| 任务要求 |
照原文摘录文本片段中的一段：从含有“从上面的commit和rol”的字句开始，到“ndoLogManager。”为止。

| 文本片段 |

● ● ● ● ●

从上面的commit和rollback的逻辑我们可以看出,这里都是使用了UndoLogManager进行undolog操作,上面分别做了batchDelete和undo操作,下一节我们看一下UndoLogManager具体是怎么实现这些逻辑的。
UndoLogManager操作undolog
undolog相关的UML类图如下:
有一个接口UndoLogManager和默认实现类AbstractUndoLogManager,这一块儿使用了模板模式,默认抽象实现中留了一些抽象方法给不同的数据库来实现。这里我主要讲解mysql数据库的undolog实现。对应的类是MySQLUndoLogManager。

● ● ● ● ●

| 所给条目 |

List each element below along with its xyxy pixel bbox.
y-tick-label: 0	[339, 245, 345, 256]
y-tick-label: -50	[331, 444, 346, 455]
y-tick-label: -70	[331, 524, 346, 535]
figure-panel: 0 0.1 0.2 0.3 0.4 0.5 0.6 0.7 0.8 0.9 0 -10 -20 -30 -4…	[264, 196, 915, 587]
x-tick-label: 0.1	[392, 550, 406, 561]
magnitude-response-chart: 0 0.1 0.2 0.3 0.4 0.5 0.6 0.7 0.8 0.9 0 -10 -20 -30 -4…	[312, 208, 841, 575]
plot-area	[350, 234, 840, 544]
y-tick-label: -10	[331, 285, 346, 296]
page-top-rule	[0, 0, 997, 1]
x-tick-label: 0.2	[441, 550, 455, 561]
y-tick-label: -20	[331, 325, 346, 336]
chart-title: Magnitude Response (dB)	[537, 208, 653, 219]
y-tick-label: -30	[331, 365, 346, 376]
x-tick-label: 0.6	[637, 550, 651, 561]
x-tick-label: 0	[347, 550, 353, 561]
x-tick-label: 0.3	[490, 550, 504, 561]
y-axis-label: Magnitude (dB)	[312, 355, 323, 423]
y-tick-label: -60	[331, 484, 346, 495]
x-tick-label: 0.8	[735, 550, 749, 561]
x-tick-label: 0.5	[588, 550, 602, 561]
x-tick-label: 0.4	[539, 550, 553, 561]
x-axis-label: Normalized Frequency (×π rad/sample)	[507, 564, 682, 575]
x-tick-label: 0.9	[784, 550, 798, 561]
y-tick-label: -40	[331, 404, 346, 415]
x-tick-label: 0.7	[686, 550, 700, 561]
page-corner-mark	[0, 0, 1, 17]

● ● ● ● ●

| 练习答案 |
从上面的commit和rollback的逻辑我们可以看出,这里都是使用了UndoLogManager进行undolog操作,上面分别做了batchDelete和undo操作,下一节我们看一下UndoLogManager具体是怎么实现这些逻辑的。
UndoLogManager操作undolog
undolog相关的UML类图如下:
有一个接口UndoLogManager和默认实现类AbstractUndoLogManager,这一块儿使用了模板模式,默认抽象实现中留了一些抽象方法给不同的数据库来实现。这里我主要讲解mysql数据库的undolog实现。对应的类是MySQLUndoLogManager。